> _Text for analysis_
Tag Archives: life

Call Me Mr. Hare

Well, I haven’t blogged for two years but here I go again.  How time flies.  Since I last blogged, Obama was elected President (thankfully the world hasn’t ended), Haiti experienced a devastating earthquake, the world has seen a financial meltdown and the U.S. has been saddled with a bigger mountain of  debt than previously seen.  In the two years from the last time I picked up a pen (well, typed at my computer and blogged), Michael Jackson died along with GM and Ford, though the latter two have been given another chance at life.  Since 2008,  gold and silver have been on a tear, the Tea Party has taken center stage and pigs have flown.   That is, the New Orleans Saints have done the impossible and won the Super Bowl.  The point is, there has been plenty about which to blog.

I’m not sure why I stopped blogging, though.   Maybe  it got old.  Maybe I got busy.  Maybe it took too much precious time.  Maybe I ran out of things to say. Or maybe I just got tired of the process of blogging.

> _Provided material_
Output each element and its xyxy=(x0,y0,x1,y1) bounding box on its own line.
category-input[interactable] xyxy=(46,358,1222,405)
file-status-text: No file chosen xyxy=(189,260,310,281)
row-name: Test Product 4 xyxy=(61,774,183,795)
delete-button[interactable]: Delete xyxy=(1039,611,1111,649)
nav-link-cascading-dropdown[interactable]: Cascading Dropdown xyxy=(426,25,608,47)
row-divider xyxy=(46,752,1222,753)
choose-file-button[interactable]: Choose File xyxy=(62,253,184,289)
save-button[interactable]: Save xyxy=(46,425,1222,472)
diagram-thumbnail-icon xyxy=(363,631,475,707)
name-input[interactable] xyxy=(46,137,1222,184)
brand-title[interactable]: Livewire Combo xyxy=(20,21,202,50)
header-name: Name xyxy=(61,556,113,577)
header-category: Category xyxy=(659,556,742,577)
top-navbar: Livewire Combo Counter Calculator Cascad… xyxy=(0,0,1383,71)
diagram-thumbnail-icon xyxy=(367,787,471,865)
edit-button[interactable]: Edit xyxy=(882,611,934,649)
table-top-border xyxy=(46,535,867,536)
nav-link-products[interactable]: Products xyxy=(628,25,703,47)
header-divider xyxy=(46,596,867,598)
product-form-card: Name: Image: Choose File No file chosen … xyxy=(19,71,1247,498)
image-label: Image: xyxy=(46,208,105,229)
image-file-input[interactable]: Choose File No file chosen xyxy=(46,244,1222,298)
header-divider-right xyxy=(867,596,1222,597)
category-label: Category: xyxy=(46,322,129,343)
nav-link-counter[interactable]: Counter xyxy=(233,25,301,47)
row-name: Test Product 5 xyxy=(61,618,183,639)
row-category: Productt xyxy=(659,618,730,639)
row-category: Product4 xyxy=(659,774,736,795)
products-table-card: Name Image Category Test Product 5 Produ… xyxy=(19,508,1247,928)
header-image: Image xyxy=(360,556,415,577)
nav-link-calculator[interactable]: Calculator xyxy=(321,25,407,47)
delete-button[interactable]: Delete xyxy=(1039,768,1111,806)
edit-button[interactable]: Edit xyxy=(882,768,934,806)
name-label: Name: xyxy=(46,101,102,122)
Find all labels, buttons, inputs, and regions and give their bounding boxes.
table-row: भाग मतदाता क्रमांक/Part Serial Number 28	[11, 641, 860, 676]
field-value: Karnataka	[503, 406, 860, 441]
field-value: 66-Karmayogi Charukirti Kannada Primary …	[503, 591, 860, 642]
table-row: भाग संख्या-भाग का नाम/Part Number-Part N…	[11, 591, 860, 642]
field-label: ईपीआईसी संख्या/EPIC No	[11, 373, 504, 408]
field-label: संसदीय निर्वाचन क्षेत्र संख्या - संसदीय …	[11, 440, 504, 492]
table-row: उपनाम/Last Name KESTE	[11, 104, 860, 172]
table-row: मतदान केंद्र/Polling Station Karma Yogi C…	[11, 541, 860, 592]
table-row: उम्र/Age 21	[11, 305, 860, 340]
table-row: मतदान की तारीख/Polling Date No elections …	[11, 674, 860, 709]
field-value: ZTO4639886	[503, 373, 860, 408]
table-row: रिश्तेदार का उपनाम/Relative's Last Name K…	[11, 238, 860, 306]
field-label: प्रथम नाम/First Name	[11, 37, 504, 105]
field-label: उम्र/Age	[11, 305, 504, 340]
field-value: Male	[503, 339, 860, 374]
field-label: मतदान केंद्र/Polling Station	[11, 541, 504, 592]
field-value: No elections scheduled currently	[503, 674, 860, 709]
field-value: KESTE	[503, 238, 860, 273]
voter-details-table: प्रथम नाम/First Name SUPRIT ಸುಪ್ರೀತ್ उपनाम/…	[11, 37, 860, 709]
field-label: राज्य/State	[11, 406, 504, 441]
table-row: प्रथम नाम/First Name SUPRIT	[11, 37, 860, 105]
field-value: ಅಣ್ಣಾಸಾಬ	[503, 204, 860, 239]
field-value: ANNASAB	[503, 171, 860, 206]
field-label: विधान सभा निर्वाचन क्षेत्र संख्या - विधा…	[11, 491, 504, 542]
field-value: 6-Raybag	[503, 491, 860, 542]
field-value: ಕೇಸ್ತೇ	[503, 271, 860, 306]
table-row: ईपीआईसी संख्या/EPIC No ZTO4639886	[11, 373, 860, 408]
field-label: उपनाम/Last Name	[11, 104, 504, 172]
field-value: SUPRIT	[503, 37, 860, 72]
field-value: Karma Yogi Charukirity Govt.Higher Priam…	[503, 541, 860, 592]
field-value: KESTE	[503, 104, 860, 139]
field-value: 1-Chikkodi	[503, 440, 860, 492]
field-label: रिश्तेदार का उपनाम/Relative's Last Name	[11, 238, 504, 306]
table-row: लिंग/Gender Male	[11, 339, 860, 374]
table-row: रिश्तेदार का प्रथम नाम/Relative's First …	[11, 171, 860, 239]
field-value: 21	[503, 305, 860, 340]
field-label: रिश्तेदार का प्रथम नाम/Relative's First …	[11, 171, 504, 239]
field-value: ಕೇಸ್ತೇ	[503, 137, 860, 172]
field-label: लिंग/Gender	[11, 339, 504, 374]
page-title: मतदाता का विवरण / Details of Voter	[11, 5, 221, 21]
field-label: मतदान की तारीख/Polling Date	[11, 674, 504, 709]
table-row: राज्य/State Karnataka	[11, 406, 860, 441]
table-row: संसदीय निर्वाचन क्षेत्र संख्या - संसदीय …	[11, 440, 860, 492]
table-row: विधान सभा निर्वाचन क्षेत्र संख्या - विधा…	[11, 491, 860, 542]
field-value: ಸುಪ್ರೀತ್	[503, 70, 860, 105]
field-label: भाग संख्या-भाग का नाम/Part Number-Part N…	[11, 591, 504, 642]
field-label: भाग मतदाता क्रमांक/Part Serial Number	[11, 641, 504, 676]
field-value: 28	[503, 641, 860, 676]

> _Prompt 1_
Answer these questions about the blog post "Call Me Mr. Hare":
(a) How long had the writer gone without blogging?
(b) Which team does the post say won the Super Bowl?
(c) What is the last possible reason the writer gives for having stopped blogging?
> _Prompt 2_
Could you quote the blog post "Call Me Mr. Hare" word for word, starting with "Tag Archives: life" and going on through "which to blog."?
> _Prompt 3_
Could you extend the blog post "Call Me Mr. Hare" past its last sentence?

> _Response area 1_
(a) Two years.
(b) The New Orleans Saints.
(c) The writer may have grown tired of the process of blogging.

> _Response area 2_
Tag Archives: life

Call Me Mr. Hare

Well, I haven’t blogged for two years but here I go again.  How time flies.  Since I last blogged, Obama was elected President (thankfully the world hasn’t ended), Haiti experienced a devastating earthquake, the world has seen a financial meltdown and the U.S. has been saddled with a bigger mountain of  debt than previously seen.  In the two years from the last time I picked up a pen (well, typed at my computer and blogged), Michael Jackson died along with GM and Ford, though the latter two have been given another chance at life.  Since 2008,  gold and silver have been on a tear, the Tea Party has taken center stage and pigs have flown.   That is, the New Orleans Saints have done the impossible and won the Super Bowl.  The point is, there has been plenty about which to blog.

> _Response area 3_
But then maybe I’m like the hare.  You know the story that,  in a nutshell,  goes like this.   Mr. Tortoise and Mr. Hare are in a race.  Mr. Hare sprints to a lead, takes a nap and wakes only to find that he was beaten to the finish line by the slow moving Mr. Tortoise.

I often find myself more like Mr. Hare.  I find it pretty easy to take hold of something and sprint all out and  even do really well at whatever the particular challenge is.  But then, in time, whether I’m distracted, tired, or just downright bored, I might just fade away into a nap of sorts, much like Mr. Hare.  Even so, after some period of time I wake up, only to find that I’m behind or that Mr. Tortoise has passed me by.

My blogging hibernation is  probably the result of a combination of things and is probably a good thing for me to reflect upon.   You see,  I can be very determined at times but that determination can wane into  laziness.  I can be very excited about something but  it can quickly become a bore to me as I become distracted by something new.  Sometimes I just have too many pots on the stove, too many irons in the fire.

I guess I could try and wax eloquent and be even more philosophical but alas, there’s something else calling my name.  So here I go again.  I’m off to the next project, the next distraction.  Who knows if I’ll be back blogging.  I’m sure I will at some point, maybe today or this afternoon even, as it seems I always come back to the things I leave behind.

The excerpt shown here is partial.